━━ QUOTED TEXT ━━

There are often discussions within the data science community about which tools are best for doing data science. The most recent iteration of this discussion is the so-called “First Notebook War”, which is well-summarized by Yihui Xie in his blog post (it is a great read).
One thing that I have found missing from many discussions about tooling in data analysis is an acknowledgment that data analysis tends to advance through different phases and that different tools can be more or less useful in each of those phases. In fact, a tool that is very useful in one phase can be less useful or even detrimental in other phases. Yihui touches on this in his blog post and my goal here is to expand on this idea here.
One image that is commonly found in the literature on design thinking is the “double diamond”, which is a model for the design process. I think this model can be usefully adapted to help us think about data analysis and my best representation is here (apologies for the scribble).
In this figure I’ve identified four phases of data analysis that alternate between divergent and convergent forms of thinking. The x-axis is roughly “time” or the timeline of the analysis. The y-axis can be thought of as indicating the range of possibilities. Okay, it’s not exactly a numerical graph, but you get the idea. The wide parts of each diamond are meant to indicate that there are many possibilities under consideration while the narrow “choke points” indicate that there should be one or a few things under consideration.
How does all this relate to data analysis? Let’s first take a closer look at the four phases.
The goal of Phase 1 is to explore the possibilities inherent in the data. This part is familiar to all data analysts.
The dataset lands in your lap and there are a lot of things to do and a lot of questions to answer. Did you get the right dataset? Are all the data there? Are they in the right format for analysis? This is often where a lot of data wrangling occurs. We must consider what question is being asked and whether the data are appropriate for that question (at least without making unreasonable assumptions). We might also consider what question motivated the creation of the data.
At this point we may think we have a question to ask, but usually that question is only vaguely formed or is in need of further information. Here is where we need the data to help us out. For example, an important general question is “Can the data even be used to answer my question?” We need to look at the data to figure that out. How we look at the data will vary across people, context, and many other factors. Regardless of the specific situation, we likely will need to make lots and lots of plots, summaries, and tables. We’ll need to look at the data, perhaps even in a program like Excel, and just get a sense of the data.
This phase of analysis is highly divergent, with many possibilities being considered for how to ask the question and what approach to take. In my experience, I’m making tons of plots and looking at various transformations of individual variables and bivariate relationships. I’ve never bothered to count, but it wouldn’t surprise me if there were thousands of plots made in this phase. This is the “sketching” phase of analysis, figuratively speaking, but sometimes literally speaking. Sketches of plots or tables are often a useful planning device.
This phase of analysis is almost always fun, because we are opening up the possibilities. But all good things must eventually come to an end.
Phase 2 is challenging because it involves making decisions and choices. Nobody likes to do that. Inevitably, most of the work you did in Phase 1 will be left on the cutting room floor. You might love all your children equally but you still need to pick a favorite. The reason is nobody has the resources to pursue every avenue of investigation. Furthermore, pursuing every avenue would likely not be that productive. You are better off sharpening and refining your question. This simplifies the analysis in the future and makes it much more likely that people (including you!) will be able to act on the results that you present.

━━━
━━ DATA LINES ━━

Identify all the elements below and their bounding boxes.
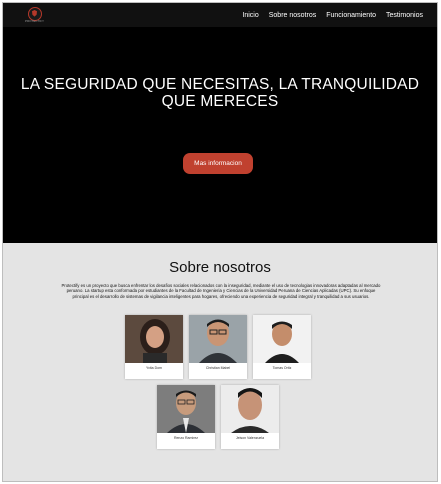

━━━

In the post on the phases of data analysis, what can the y-axis of the figure be thought of as indicating? The data shown here come from a separate source.

The range of possibilities.